#### [Text to read]

The prototype is optimized to do multiway branching every cycle,
without branch stalls. Here is an example: a C code fragment for
finding the maximum of an array:
for(i=0; i < N; i++)
if (a[i] > max) max=a[i];
At cycle n, the relevant register contents are (assuming
i=0; N>0;):
mar0, r4=&a[i]; r8=&a[N-1]; r2=max=-INF;
The VLIW code for the loop starts as follows
(LOOP ((LOAD mar$0 (r$1)) ;r1=load a[i] (*r4)
(ADD r$4 4 (r$4 mar$0)) ;increment array pointer r4 (=&a[i+1])
;also copy it to mar0
(GOTO L1)))
Compare operations set the condition codes cc0, cc1 in
cycle n+1 (notice that the second iteration is started before the
first one is finished; this is called a software
pipelining technique):
(L1 ((GT r$1 r$2 (cc$0)) ;cc0= (a[i] > max)
(GT r$4 r$8 (cc$1)) ;cc1= (&a[i+1] > &a[N-1])
(LOAD? mar$0 (r$3)) ;r3=load a[i+1] (*r4) (2nd iteration)

#### [Tasks to carry out]
(A) In the passage on multiway branching, set down verbatim the portion that opens with the words containing "The prototype is" and closes with "pointer r4 (=&a[i+1])".
(B) Render into Spanish this sentence from the passage on multiway branching: "The prototype is optimized to do multiway branching every cycle, without branch stalls."
Rely solely on the text above when carrying out this work.

Saved entries

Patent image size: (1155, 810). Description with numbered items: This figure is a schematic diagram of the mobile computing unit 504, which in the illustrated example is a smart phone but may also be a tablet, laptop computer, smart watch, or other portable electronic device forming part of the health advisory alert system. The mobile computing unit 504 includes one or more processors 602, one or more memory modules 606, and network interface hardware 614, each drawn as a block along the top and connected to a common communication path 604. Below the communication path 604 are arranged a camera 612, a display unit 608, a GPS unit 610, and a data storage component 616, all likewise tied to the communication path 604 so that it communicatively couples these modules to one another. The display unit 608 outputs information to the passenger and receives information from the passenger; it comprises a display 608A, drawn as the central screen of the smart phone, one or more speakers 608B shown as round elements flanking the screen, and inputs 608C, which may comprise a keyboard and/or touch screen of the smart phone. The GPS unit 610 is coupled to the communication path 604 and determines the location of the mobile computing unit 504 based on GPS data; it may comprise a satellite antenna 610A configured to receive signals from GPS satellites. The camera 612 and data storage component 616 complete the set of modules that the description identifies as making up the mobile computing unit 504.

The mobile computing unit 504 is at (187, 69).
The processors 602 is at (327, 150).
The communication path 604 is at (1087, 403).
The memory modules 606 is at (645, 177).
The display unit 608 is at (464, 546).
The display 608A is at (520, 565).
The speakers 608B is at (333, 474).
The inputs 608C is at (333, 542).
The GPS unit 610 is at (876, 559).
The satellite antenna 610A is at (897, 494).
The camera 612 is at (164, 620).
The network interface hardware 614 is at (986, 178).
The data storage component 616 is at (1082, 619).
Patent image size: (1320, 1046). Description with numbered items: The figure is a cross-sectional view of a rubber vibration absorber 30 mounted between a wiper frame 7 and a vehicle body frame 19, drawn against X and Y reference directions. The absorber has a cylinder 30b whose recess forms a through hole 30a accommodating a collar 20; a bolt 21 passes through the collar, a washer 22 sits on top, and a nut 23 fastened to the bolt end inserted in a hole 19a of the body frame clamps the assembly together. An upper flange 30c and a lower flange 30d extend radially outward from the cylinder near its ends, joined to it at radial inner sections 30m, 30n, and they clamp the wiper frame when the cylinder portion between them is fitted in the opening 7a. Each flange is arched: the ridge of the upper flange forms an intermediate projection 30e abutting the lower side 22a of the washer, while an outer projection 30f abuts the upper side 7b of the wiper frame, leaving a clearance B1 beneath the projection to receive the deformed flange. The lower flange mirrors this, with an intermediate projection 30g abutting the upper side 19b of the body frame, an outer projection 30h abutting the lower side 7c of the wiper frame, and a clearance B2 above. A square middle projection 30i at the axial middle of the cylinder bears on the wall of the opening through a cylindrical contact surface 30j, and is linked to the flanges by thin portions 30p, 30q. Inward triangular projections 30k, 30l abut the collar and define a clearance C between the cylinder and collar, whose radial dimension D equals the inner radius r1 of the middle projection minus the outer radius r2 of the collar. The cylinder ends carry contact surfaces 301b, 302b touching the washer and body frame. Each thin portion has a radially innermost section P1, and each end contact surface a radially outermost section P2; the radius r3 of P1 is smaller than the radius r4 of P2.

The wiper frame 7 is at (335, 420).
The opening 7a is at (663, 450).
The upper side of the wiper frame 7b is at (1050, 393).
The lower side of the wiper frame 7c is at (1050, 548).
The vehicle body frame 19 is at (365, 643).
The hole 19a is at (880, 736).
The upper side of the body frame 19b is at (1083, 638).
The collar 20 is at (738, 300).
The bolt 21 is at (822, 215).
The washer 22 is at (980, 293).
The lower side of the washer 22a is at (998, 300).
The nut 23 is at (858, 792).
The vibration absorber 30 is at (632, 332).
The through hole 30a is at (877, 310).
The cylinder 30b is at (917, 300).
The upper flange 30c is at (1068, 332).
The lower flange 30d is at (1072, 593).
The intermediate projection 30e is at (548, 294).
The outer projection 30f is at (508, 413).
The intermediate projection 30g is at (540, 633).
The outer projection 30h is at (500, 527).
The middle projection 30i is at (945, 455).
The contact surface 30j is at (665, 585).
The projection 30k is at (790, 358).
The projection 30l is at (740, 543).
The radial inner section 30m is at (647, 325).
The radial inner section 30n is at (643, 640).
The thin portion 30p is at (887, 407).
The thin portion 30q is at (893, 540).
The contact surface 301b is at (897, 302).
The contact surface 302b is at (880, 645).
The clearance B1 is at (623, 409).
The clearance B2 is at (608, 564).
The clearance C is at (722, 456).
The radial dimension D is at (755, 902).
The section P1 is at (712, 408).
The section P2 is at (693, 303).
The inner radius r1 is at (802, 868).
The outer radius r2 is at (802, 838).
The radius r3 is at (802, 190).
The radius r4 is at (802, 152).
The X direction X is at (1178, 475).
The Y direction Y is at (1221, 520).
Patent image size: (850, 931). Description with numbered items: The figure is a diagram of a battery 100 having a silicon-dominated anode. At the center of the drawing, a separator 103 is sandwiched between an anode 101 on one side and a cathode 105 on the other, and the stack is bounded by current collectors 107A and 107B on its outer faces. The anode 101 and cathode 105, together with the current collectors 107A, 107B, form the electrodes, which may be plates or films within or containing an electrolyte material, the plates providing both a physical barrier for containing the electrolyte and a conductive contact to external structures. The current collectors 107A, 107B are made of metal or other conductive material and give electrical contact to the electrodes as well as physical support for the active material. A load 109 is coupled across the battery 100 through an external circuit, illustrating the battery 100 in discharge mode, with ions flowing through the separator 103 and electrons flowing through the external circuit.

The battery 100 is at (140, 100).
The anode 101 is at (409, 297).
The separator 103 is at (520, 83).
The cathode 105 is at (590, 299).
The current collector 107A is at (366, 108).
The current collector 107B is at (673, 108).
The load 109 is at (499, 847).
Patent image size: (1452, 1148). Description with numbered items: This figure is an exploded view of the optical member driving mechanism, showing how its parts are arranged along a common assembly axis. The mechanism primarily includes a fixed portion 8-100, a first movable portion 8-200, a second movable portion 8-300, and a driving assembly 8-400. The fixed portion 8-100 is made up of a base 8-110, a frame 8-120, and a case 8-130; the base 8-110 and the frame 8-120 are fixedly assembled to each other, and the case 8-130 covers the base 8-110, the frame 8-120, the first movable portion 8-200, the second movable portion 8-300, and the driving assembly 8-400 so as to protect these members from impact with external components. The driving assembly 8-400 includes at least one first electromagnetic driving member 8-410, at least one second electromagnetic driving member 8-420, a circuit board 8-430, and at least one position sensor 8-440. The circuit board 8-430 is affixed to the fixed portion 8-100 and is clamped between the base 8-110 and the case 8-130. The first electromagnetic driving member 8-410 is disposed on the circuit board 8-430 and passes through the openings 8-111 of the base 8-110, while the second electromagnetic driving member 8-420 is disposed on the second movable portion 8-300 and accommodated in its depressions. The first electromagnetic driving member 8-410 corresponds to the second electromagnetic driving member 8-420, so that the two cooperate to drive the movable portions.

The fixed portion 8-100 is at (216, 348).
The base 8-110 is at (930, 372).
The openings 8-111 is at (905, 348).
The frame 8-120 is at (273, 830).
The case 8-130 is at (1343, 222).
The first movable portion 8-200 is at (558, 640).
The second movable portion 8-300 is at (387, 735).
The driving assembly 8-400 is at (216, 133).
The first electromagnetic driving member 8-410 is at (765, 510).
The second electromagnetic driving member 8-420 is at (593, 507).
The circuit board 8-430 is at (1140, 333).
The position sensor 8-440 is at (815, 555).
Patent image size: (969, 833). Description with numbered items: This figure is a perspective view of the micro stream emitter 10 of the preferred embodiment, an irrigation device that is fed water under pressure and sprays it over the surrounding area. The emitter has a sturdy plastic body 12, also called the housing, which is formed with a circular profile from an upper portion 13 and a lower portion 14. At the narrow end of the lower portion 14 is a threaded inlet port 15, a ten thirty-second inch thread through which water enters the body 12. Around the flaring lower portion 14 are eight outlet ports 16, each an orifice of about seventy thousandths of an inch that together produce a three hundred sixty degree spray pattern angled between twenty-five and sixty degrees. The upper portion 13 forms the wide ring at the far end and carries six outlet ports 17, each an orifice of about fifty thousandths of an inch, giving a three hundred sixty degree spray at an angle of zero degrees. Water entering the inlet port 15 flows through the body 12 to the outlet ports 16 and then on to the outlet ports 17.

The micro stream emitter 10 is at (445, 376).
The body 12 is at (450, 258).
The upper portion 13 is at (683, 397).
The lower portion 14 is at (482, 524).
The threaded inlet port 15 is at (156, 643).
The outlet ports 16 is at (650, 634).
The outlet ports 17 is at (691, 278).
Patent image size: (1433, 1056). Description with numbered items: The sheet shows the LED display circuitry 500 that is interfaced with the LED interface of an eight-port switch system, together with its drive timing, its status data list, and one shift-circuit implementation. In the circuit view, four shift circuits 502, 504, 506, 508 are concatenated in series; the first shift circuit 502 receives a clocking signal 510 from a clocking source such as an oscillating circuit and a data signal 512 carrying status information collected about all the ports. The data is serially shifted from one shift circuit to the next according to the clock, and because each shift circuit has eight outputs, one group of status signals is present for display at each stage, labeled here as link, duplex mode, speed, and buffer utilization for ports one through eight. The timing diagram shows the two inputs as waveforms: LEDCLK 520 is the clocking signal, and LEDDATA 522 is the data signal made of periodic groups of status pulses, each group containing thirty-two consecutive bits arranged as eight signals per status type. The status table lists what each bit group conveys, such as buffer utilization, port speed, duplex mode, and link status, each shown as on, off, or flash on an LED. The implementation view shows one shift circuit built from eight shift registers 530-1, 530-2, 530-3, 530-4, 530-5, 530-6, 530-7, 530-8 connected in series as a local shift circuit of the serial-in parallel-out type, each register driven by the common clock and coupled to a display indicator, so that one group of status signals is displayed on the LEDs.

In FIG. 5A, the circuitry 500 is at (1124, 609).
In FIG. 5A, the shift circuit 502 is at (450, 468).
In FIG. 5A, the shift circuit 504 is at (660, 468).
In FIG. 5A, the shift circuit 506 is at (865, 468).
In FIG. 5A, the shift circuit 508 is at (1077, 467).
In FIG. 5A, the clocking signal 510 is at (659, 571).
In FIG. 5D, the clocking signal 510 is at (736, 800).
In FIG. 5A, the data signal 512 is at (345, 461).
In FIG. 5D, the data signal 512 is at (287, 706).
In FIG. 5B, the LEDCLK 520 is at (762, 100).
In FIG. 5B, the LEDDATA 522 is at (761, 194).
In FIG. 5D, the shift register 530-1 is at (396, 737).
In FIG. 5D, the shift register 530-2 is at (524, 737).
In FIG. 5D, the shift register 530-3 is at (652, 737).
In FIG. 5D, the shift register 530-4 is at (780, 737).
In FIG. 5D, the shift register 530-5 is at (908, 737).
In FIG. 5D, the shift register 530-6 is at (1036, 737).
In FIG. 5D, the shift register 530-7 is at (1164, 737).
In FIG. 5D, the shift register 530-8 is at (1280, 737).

#### [Final results]
(A)
The prototype is optimized to do multiway branching every cycle,
without branch stalls. Here is an example: a C code fragment for
finding the maximum of an array:
for(i=0; i < N; i++)
if (a[i] > max) max=a[i];
At cycle n, the relevant register contents are (assuming
i=0; N>0;):
mar0, r4=&a[i]; r8=&a[N-1]; r2=max=-INF;
The VLIW code for the loop starts as follows
(LOOP ((LOAD mar$0 (r$1)) ;r1=load a[i] (*r4)
(ADD r$4 4 (r$4 mar$0)) ;increment array pointer r4 (=&a[i+1])

(B) El prototipo está optimizado para realizar ramificaciones múltiples en cada ciclo, sin detenciones por saltos.